* **WHAT THIS TASK INVOLVES**:
Every entry below must appear again, exactly as written.

◆ ◆ ◆ ◆ ◆

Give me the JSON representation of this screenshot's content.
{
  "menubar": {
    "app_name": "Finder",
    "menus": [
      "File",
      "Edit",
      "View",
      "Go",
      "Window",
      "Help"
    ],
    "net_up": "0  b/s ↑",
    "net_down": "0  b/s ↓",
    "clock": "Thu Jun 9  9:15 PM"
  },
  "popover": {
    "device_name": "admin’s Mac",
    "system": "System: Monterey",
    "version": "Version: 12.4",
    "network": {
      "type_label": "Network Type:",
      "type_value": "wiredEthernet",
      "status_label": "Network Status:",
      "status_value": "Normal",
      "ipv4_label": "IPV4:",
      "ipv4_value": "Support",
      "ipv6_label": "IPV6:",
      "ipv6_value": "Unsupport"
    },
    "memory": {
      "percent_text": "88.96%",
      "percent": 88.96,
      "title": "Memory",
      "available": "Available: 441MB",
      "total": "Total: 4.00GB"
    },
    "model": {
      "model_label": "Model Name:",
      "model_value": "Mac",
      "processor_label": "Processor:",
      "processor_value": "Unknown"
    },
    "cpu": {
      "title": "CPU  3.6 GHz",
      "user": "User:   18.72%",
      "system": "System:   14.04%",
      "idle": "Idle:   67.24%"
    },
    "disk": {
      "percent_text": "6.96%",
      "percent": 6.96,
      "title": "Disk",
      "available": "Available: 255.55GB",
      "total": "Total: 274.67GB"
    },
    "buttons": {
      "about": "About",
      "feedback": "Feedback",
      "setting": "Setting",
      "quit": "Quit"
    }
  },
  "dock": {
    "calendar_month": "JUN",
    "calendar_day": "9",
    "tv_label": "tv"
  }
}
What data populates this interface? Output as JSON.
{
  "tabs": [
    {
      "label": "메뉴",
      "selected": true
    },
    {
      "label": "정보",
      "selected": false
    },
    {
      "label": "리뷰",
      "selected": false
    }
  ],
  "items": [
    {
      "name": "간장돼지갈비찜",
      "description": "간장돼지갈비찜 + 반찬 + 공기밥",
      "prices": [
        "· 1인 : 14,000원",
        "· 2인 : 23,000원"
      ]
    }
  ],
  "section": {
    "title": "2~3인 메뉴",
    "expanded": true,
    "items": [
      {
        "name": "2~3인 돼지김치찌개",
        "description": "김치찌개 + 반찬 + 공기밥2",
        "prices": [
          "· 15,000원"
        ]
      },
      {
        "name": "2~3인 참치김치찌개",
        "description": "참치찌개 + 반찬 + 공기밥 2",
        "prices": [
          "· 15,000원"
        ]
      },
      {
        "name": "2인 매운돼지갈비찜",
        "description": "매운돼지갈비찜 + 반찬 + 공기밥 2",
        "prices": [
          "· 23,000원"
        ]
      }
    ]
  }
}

◆ ◆ ◆ ◆ ◆

* **THE OUTPUT**:
Give me the JSON representation of this screenshot's content.
{
  "menubar": {
    "app_name": "Finder",
    "menus": [
      "File",
      "Edit",
      "View",
      "Go",
      "Window",
      "Help"
    ],
    "net_up": "0  b/s ↑",
    "net_down": "0  b/s ↓",
    "clock": "Thu Jun 9  9:15 PM"
  },
  "popover": {
    "device_name": "admin’s Mac",
    "system": "System: Monterey",
    "version": "Version: 12.4",
    "network": {
      "type_label": "Network Type:",
      "type_value": "wiredEthernet",
      "status_label": "Network Status:",
      "status_value": "Normal",
      "ipv4_label": "IPV4:",
      "ipv4_value": "Support",
      "ipv6_label": "IPV6:",
      "ipv6_value": "Unsupport"
    },
    "memory": {
      "percent_text": "88.96%",
      "percent": 88.96,
      "title": "Memory",
      "available": "Available: 441MB",
      "total": "Total: 4.00GB"
    },
    "model": {
      "model_label": "Model Name:",
      "model_value": "Mac",
      "processor_label": "Processor:",
      "processor_value": "Unknown"
    },
    "cpu": {
      "title": "CPU  3.6 GHz",
      "user": "User:   18.72%",
      "system": "System:   14.04%",
      "idle": "Idle:   67.24%"
    },
    "disk": {
      "percent_text": "6.96%",
      "percent": 6.96,
      "title": "Disk",
      "available": "Available: 255.55GB",
      "total": "Total: 274.67GB"
    },
    "buttons": {
      "about": "About",
      "feedback": "Feedback",
      "setting": "Setting",
      "quit": "Quit"
    }
  },
  "dock": {
    "calendar_month": "JUN",
    "calendar_day": "9",
    "tv_label": "tv"
  }
}
What data populates this interface? Output as JSON.
{
  "tabs": [
    {
      "label": "메뉴",
      "selected": true
    },
    {
      "label": "정보",
      "selected": false
    },
    {
      "label": "리뷰",
      "selected": false
    }
  ],
  "items": [
    {
      "name": "간장돼지갈비찜",
      "description": "간장돼지갈비찜 + 반찬 + 공기밥",
      "prices": [
        "· 1인 : 14,000원",
        "· 2인 : 23,000원"
      ]
    }
  ],
  "section": {
    "title": "2~3인 메뉴",
    "expanded": true,
    "items": [
      {
        "name": "2~3인 돼지김치찌개",
        "description": "김치찌개 + 반찬 + 공기밥2",
        "prices": [
          "· 15,000원"
        ]
      },
      {
        "name": "2~3인 참치김치찌개",
        "description": "참치찌개 + 반찬 + 공기밥 2",
        "prices": [
          "· 15,000원"
        ]
      },
      {
        "name": "2인 매운돼지갈비찜",
        "description": "매운돼지갈비찜 + 반찬 + 공기밥 2",
        "prices": [
          "· 23,000원"
        ]
      }
    ]
  }
}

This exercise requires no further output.